*DO THIS*
Find every line in the records below that holds the word "name", and copy it out.

[begin RECORDS TO PROCESS]

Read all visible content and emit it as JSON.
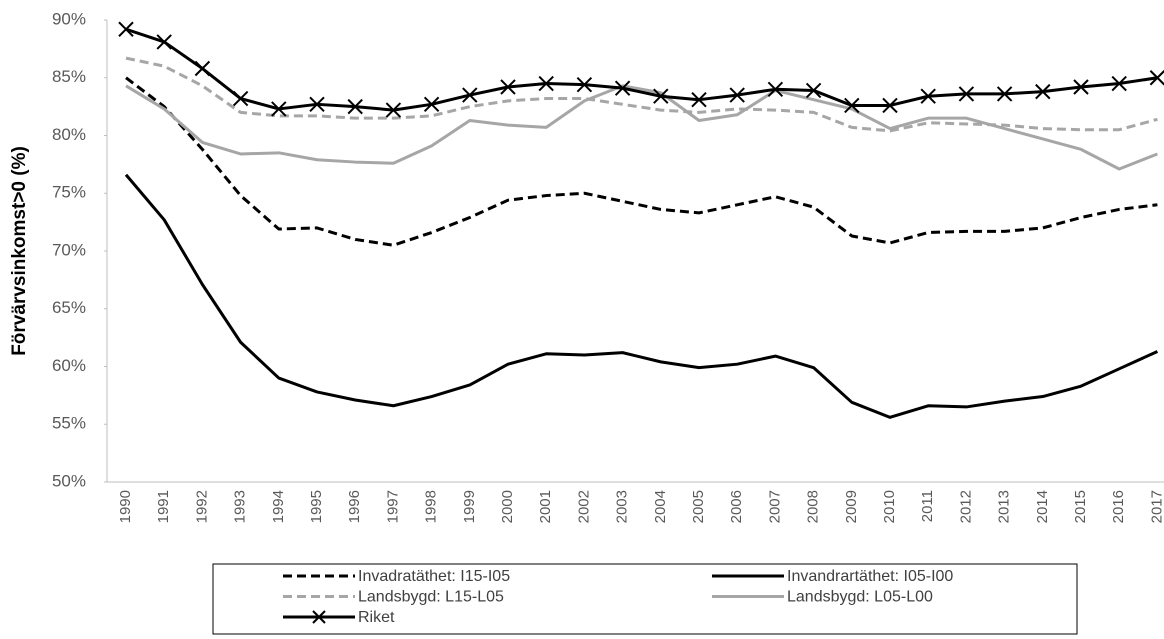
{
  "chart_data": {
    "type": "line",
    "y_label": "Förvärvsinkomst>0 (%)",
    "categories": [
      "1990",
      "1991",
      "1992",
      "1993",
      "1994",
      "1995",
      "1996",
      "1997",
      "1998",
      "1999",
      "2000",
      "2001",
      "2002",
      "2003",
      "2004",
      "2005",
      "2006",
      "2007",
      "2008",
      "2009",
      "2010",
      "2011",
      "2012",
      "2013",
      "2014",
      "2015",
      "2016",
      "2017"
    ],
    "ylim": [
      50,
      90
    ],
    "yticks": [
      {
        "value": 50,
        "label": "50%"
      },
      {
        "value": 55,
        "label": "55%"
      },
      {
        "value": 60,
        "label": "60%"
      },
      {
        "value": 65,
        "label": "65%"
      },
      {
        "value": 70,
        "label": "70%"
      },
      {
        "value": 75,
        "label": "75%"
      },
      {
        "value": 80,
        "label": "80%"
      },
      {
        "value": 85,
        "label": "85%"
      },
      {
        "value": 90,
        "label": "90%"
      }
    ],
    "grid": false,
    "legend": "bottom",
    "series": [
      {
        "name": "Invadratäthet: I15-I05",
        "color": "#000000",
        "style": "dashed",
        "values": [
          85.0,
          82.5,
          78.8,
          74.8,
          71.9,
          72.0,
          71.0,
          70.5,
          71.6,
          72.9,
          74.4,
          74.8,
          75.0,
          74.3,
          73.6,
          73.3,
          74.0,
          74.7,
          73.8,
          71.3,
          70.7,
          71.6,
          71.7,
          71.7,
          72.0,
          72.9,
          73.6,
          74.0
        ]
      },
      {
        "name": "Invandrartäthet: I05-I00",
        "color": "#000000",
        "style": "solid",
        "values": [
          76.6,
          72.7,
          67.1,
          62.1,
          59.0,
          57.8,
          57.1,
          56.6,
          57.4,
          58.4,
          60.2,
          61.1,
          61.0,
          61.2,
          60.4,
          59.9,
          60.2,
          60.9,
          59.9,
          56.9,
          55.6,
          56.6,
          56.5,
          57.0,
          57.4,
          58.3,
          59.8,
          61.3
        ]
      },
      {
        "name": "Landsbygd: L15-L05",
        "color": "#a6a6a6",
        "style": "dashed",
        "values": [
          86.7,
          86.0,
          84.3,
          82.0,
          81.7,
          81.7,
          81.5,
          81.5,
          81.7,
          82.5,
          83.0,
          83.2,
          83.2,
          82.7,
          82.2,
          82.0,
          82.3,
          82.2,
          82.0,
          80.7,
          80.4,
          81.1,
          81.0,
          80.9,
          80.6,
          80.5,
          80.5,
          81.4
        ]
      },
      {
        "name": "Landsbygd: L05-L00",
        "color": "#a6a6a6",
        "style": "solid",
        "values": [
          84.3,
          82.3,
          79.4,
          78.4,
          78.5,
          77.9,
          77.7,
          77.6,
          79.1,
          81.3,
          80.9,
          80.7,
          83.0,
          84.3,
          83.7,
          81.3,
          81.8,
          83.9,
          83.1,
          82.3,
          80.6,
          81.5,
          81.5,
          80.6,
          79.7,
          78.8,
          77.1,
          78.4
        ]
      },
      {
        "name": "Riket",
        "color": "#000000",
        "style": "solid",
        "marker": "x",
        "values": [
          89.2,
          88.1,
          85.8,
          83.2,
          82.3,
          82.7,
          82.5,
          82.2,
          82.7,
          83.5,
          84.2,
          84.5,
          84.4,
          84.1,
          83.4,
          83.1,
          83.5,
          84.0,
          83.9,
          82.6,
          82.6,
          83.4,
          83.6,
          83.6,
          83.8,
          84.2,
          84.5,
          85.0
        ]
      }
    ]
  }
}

[end RECORDS TO PROCESS]

*WORKED SOLUTION*
        "name": "Invadratäthet: I15-I05",
        "name": "Invandrartäthet: I05-I00",
        "name": "Landsbygd: L15-L05",
        "name": "Landsbygd: L05-L00",
        "name": "Riket",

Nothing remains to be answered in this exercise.